> PROBLEM TO SOLVE
State the number of lines in the records beneath that hold the word "gäller", and add nothing.

'''

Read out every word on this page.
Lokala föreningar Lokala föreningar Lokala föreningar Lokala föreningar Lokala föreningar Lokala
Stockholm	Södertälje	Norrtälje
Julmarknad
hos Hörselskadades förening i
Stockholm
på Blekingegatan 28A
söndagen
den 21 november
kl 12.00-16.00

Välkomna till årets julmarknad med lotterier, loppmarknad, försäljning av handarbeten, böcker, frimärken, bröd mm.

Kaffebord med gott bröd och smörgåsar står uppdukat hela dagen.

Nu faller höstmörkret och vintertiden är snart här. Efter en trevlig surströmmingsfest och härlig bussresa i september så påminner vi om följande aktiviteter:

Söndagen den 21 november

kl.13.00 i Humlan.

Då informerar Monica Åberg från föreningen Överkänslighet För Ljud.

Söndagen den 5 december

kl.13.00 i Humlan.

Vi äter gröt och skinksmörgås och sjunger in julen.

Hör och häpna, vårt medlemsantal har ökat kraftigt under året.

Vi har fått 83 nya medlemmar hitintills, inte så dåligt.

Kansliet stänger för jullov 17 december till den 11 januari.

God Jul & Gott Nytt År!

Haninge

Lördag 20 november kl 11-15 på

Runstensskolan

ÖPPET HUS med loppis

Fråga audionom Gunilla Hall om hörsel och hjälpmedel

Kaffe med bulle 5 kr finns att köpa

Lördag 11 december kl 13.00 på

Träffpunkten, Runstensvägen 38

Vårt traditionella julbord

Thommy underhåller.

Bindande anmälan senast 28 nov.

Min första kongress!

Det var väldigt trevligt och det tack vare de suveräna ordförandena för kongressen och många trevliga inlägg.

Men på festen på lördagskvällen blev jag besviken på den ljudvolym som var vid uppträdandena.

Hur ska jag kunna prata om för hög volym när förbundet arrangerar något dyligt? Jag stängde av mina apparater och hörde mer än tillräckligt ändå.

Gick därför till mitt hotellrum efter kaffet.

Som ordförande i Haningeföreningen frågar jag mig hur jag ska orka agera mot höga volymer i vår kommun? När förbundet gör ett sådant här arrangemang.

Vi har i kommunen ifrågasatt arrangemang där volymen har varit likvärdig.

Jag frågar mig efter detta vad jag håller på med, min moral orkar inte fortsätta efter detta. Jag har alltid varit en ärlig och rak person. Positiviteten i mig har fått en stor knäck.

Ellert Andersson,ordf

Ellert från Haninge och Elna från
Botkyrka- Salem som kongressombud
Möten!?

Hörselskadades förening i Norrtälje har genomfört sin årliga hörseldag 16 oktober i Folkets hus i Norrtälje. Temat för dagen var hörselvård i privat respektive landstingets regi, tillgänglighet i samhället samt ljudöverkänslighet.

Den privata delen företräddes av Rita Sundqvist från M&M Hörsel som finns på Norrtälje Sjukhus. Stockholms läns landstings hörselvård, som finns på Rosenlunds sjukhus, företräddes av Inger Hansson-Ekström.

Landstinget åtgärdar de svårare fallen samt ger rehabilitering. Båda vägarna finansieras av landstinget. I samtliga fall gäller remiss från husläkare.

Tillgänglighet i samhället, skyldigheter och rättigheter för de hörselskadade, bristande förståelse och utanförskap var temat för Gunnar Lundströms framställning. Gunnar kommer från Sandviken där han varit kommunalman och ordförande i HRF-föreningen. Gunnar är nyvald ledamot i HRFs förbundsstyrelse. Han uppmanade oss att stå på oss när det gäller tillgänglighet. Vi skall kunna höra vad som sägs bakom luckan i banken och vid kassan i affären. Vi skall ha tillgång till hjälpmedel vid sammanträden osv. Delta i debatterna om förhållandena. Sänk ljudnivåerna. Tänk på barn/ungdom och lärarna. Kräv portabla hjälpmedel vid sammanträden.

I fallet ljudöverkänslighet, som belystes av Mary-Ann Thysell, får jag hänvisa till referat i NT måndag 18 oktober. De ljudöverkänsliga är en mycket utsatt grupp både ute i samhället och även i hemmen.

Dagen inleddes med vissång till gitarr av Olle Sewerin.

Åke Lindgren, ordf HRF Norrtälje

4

'''

> RESPONSE TO THE TASK
2